Task objective →
Quote the rows verbatim, from the first one through the line containing "177, 67, 187]", including both.

Data provided →
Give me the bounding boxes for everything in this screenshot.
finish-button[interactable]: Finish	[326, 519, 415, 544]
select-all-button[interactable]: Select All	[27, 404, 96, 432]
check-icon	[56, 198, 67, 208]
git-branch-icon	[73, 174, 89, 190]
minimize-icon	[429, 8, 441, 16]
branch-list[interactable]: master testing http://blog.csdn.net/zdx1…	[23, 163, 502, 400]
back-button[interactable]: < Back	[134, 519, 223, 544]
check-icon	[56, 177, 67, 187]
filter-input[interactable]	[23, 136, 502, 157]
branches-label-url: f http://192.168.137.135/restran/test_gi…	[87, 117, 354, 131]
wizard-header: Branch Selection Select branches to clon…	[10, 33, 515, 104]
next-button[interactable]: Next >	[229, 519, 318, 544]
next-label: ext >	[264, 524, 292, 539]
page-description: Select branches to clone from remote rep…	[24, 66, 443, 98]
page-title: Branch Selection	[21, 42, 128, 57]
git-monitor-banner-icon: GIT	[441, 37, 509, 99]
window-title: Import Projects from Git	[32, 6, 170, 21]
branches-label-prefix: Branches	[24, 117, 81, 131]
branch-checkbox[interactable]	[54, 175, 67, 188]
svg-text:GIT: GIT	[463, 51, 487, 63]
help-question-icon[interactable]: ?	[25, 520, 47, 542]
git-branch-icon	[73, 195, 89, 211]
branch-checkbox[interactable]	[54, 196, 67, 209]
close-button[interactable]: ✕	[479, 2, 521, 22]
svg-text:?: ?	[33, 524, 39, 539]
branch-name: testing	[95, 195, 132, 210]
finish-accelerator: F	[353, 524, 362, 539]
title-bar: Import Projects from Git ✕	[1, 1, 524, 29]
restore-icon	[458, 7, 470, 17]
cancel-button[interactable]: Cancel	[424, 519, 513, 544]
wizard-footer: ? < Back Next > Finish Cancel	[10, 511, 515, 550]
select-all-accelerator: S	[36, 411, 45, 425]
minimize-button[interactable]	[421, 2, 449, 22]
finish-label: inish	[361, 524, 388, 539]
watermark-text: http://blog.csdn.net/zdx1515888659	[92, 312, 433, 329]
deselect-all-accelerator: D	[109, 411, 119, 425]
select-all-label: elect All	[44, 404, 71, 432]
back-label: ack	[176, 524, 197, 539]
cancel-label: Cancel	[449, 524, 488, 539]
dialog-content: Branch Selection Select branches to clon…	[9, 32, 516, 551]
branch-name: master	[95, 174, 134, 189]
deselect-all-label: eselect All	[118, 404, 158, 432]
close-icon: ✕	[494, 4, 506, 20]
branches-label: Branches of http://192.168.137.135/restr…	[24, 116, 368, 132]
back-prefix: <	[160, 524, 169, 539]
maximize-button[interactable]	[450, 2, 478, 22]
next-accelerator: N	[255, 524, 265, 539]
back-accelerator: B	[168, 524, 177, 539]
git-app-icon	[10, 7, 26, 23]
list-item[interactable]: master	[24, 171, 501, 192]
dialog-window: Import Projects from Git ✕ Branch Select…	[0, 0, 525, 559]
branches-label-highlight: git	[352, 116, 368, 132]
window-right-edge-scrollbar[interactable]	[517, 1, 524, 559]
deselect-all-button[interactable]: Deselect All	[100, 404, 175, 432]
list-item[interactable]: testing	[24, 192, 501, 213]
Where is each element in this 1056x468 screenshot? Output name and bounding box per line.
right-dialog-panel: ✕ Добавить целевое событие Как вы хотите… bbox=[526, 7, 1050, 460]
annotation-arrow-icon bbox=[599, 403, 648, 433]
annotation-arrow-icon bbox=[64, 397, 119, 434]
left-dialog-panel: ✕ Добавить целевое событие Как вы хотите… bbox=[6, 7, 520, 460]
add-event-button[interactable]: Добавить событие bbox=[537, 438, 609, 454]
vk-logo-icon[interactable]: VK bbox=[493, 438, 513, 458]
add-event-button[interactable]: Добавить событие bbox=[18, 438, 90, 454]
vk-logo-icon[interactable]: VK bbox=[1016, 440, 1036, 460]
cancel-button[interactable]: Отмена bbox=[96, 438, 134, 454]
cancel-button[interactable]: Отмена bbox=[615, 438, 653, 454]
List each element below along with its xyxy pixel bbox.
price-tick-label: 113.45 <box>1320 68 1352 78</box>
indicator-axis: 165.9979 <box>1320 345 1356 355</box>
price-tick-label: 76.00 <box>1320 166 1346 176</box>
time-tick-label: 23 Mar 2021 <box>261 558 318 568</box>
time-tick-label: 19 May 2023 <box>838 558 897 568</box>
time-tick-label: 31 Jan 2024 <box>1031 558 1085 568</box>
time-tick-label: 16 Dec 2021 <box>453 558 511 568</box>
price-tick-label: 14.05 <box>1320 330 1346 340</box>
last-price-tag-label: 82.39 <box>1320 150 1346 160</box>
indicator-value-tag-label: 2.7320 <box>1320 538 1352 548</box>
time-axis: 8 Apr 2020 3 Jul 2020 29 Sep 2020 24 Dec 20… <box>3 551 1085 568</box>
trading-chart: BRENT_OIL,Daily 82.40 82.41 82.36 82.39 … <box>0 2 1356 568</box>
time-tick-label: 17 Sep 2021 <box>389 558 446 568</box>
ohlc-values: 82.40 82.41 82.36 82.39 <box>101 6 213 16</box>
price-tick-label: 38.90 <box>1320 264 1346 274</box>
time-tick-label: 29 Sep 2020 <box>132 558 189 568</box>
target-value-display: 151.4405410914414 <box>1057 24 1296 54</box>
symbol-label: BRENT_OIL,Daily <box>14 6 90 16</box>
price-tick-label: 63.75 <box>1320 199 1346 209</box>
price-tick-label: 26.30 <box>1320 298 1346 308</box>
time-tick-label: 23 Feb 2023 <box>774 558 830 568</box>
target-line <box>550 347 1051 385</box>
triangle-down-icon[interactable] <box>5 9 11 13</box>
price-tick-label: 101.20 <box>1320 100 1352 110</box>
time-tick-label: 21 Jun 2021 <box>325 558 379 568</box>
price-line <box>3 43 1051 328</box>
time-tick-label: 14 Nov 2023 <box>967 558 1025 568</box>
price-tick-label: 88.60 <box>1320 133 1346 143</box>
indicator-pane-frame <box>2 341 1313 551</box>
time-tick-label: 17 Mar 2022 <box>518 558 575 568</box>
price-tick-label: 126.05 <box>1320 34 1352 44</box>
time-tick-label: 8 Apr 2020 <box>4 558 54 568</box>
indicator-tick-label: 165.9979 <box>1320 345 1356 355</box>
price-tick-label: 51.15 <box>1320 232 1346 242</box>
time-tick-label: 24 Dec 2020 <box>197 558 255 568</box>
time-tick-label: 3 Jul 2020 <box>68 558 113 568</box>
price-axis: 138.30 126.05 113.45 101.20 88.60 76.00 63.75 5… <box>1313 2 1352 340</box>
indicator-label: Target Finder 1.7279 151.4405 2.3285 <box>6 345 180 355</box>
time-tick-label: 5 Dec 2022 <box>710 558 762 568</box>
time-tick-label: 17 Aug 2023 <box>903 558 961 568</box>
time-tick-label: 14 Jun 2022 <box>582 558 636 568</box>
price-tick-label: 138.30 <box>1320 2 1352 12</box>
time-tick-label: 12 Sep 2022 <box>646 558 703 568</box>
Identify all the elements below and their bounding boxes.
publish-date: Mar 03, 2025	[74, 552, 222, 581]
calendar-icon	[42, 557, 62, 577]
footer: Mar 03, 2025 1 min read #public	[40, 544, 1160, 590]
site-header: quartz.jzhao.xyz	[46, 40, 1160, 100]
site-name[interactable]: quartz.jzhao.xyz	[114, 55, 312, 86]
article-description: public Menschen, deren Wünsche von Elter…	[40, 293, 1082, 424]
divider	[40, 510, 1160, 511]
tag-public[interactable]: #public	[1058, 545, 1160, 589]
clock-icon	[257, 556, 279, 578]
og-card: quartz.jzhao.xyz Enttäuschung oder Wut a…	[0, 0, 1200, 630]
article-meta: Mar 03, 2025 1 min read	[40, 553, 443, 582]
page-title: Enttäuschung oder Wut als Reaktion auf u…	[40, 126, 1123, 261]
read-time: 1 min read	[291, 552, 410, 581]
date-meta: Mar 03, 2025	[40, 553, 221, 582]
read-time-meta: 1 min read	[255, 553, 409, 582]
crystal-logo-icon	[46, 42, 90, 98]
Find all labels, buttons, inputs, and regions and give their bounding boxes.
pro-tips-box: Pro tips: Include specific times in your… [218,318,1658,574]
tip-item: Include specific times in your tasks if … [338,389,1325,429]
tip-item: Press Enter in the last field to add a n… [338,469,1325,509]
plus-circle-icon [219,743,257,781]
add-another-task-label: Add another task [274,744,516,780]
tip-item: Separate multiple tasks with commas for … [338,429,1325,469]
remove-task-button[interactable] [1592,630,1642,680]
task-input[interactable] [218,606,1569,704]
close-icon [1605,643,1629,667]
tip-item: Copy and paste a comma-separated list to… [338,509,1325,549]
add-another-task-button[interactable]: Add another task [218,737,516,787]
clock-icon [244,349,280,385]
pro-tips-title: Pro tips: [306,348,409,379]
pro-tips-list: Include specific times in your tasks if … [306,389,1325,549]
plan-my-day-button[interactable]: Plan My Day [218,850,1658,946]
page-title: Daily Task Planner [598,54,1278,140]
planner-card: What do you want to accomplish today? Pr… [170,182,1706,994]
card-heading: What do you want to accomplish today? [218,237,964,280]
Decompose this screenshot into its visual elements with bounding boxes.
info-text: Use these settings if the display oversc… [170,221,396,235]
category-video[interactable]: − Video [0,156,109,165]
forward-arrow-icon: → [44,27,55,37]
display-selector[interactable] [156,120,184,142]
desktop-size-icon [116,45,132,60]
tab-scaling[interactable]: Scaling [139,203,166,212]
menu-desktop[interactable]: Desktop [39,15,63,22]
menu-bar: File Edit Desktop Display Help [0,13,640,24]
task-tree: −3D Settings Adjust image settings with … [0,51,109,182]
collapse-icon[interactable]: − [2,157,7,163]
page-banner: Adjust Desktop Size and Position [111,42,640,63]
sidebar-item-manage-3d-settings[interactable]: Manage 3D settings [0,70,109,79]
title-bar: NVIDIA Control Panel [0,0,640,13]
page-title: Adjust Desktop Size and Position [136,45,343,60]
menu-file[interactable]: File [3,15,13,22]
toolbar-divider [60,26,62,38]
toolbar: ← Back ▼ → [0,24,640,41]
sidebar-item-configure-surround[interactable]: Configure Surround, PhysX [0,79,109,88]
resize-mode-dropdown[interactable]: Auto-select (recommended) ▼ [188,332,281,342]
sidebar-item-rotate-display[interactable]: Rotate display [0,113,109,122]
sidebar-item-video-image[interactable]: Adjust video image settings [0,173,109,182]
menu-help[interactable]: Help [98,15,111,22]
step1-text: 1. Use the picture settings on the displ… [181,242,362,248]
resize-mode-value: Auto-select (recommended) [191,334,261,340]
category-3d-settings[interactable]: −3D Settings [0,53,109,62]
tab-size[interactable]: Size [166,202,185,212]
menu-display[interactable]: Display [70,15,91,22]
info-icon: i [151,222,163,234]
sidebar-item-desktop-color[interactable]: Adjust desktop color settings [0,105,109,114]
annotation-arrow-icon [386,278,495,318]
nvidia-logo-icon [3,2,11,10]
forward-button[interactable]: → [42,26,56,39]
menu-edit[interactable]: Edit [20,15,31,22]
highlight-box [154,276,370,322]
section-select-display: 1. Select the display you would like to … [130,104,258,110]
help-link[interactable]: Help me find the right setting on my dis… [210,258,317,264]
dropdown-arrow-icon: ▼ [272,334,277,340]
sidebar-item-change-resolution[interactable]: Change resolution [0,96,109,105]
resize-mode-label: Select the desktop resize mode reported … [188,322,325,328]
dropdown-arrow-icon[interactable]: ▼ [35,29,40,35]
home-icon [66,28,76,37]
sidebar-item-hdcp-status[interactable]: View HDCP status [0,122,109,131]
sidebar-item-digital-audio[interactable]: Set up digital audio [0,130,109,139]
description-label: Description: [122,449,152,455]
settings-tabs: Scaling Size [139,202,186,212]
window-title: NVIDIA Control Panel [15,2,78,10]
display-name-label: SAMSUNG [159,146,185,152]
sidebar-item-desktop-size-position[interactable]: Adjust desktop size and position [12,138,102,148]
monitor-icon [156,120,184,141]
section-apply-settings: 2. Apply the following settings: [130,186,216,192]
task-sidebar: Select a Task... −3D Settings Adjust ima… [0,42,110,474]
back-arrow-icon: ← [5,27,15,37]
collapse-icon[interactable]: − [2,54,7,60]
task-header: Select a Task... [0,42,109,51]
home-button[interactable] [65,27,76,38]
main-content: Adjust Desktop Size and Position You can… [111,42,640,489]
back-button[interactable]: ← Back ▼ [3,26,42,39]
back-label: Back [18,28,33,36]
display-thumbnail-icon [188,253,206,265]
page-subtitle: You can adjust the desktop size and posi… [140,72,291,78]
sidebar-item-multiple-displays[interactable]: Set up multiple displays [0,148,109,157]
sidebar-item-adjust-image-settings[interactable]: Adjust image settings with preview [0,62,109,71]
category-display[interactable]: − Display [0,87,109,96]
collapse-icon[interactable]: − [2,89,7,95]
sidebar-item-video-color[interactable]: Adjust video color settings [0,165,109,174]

Result →
Give me the bounding boxes for everything in this screenshot.
finish-button[interactable]: Finish	[326, 519, 415, 544]
select-all-button[interactable]: Select All	[27, 404, 96, 432]
check-icon	[56, 198, 67, 208]
git-branch-icon	[73, 174, 89, 190]
minimize-icon	[429, 8, 441, 16]
branch-list[interactable]: master testing http://blog.csdn.net/zdx1…	[23, 163, 502, 400]
back-button[interactable]: < Back	[134, 519, 223, 544]
check-icon	[56, 177, 67, 187]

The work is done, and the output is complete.